───── Dataset excerpts ─────
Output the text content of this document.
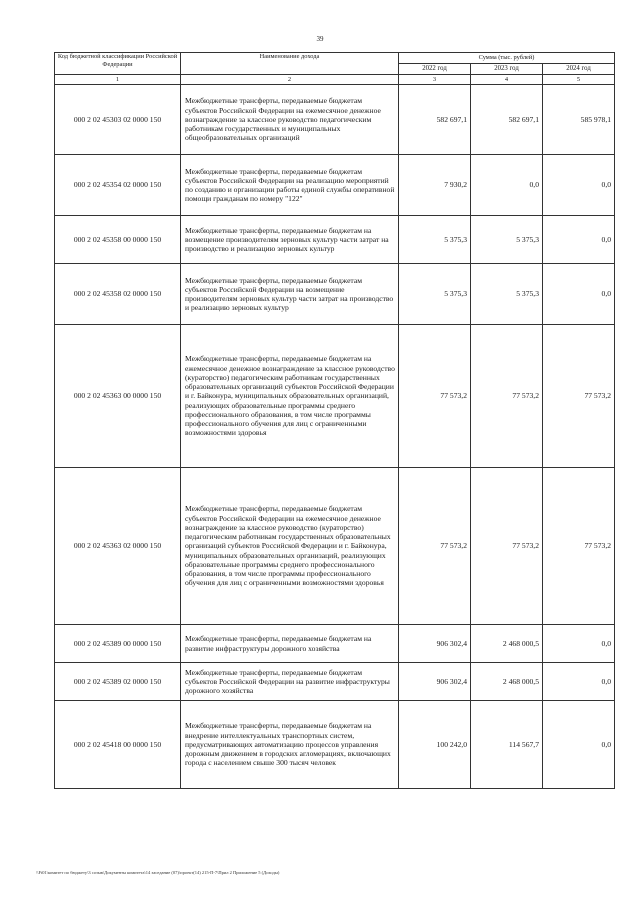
39
Код бюджетной классификации Российской Федерации	Наименование дохода	Сумма (тыс. рублей)		
		2022 год	2023 год	2024 год
1	2	3	4	5
000 2 02 45303 02 0000 150	Межбюджетные трансферты, передаваемые бюджетам субъектов Российской Федерации на ежемесячное денежное вознаграждение за классное руководство педагогическим работникам государственных и муниципальных общеобразовательных организаций	582 697,1	582 697,1	585 978,1
000 2 02 45354 02 0000 150	Межбюджетные трансферты, передаваемые бюджетам субъектов Российской Федерации на реализацию мероприятий по созданию и организации работы единой службы оперативной помощи гражданам по номеру "122"	7 930,2	0,0	0,0
000 2 02 45358 00 0000 150	Межбюджетные трансферты, передаваемые бюджетам на возмещение производителям зерновых культур части затрат на производство и реализацию зерновых культур	5 375,3	5 375,3	0,0
000 2 02 45358 02 0000 150	Межбюджетные трансферты, передаваемые бюджетам субъектов Российской Федерации на возмещение производителям зерновых культур части затрат на производство и реализацию зерновых культур	5 375,3	5 375,3	0,0
000 2 02 45363 00 0000 150	Межбюджетные трансферты, передаваемые бюджетам на ежемесячное денежное вознаграждение за классное руководство (кураторство) педагогическим работникам государственных образовательных организаций субъектов Российской Федерации и г. Байконура, муниципальных образовательных организаций, реализующих образовательные программы среднего профессионального образования, в том числе программы профессионального обучения для лиц с ограниченными возможностями здоровья	77 573,2	77 573,2	77 573,2
000 2 02 45363 02 0000 150	Межбюджетные трансферты, передаваемые бюджетам субъектов Российской Федерации на ежемесячное денежное вознаграждение за классное руководство (кураторство) педагогическим работникам государственных образовательных организаций субъектов Российской Федерации и г. Байконура, муниципальных образовательных организаций, реализующих образовательные программы среднего профессионального образования, в том числе программы профессионального обучения для лиц с ограниченными возможностями здоровья	77 573,2	77 573,2	77 573,2
000 2 02 45389 00 0000 150	Межбюджетные трансферты, передаваемые бюджетам на развитие инфраструктуры дорожного хозяйства	906 302,4	2 468 000,5	0,0
000 2 02 45389 02 0000 150	Межбюджетные трансферты, передаваемые бюджетам субъектов Российской Федерации на развитие инфраструктуры дорожного хозяйства	906 302,4	2 468 000,5	0,0
000 2 02 45418 00 0000 150	Межбюджетные трансферты, передаваемые бюджетам на внедрение интеллектуальных транспортных систем, предусматривающих автоматизацию процессов управления дорожным движением в городских агломерациях, включающих города с населением свыше 300 тысяч человек	100 242,0	114 567,7	0,0
\\Ft01\комитет по бюджету\3 созыв\Документы комитета\14 заседание (07)\проект(14) 215-П-7\Прил 2 Приложение 5 (Доходы)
─────
#### Set exercise:
Every line of the material is to be quoted exactly, with no pictures carried over.

#### Result of this exercise:
Output the text content of this document.
39
Код бюджетной классификации Российской Федерации	Наименование дохода	Сумма (тыс. рублей)		
		2022 год	2023 год	2024 год
1	2	3	4	5
000 2 02 45303 02 0000 150	Межбюджетные трансферты, передаваемые бюджетам субъектов Российской Федерации на ежемесячное денежное вознаграждение за классное руководство педагогическим работникам государственных и муниципальных общеобразовательных организаций	582 697,1	582 697,1	585 978,1
000 2 02 45354 02 0000 150	Межбюджетные трансферты, передаваемые бюджетам субъектов Российской Федерации на реализацию мероприятий по созданию и организации работы единой службы оперативной помощи гражданам по номеру "122"	7 930,2	0,0	0,0
000 2 02 45358 00 0000 150	Межбюджетные трансферты, передаваемые бюджетам на возмещение производителям зерновых культур части затрат на производство и реализацию зерновых культур	5 375,3	5 375,3	0,0
000 2 02 45358 02 0000 150	Межбюджетные трансферты, передаваемые бюджетам субъектов Российской Федерации на возмещение производителям зерновых культур части затрат на производство и реализацию зерновых культур	5 375,3	5 375,3	0,0
000 2 02 45363 00 0000 150	Межбюджетные трансферты, передаваемые бюджетам на ежемесячное денежное вознаграждение за классное руководство (кураторство) педагогическим работникам государственных образовательных организаций субъектов Российской Федерации и г. Байконура, муниципальных образовательных организаций, реализующих образовательные программы среднего профессионального образования, в том числе программы профессионального обучения для лиц с ограниченными возможностями здоровья	77 573,2	77 573,2	77 573,2
000 2 02 45363 02 0000 150	Межбюджетные трансферты, передаваемые бюджетам субъектов Российской Федерации на ежемесячное денежное вознаграждение за классное руководство (кураторство) педагогическим работникам государственных образовательных организаций субъектов Российской Федерации и г. Байконура, муниципальных образовательных организаций, реализующих образовательные программы среднего профессионального образования, в том числе программы профессионального обучения для лиц с ограниченными возможностями здоровья	77 573,2	77 573,2	77 573,2
000 2 02 45389 00 0000 150	Межбюджетные трансферты, передаваемые бюджетам на развитие инфраструктуры дорожного хозяйства	906 302,4	2 468 000,5	0,0
000 2 02 45389 02 0000 150	Межбюджетные трансферты, передаваемые бюджетам субъектов Российской Федерации на развитие инфраструктуры дорожного хозяйства	906 302,4	2 468 000,5	0,0
000 2 02 45418 00 0000 150	Межбюджетные трансферты, передаваемые бюджетам на внедрение интеллектуальных транспортных систем, предусматривающих автоматизацию процессов управления дорожным движением в городских агломерациях, включающих города с населением свыше 300 тысяч человек	100 242,0	114 567,7	0,0
\\Ft01\комитет по бюджету\3 созыв\Документы комитета\14 заседание (07)\проект(14) 215-П-7\Прил 2 Приложение 5 (Доходы)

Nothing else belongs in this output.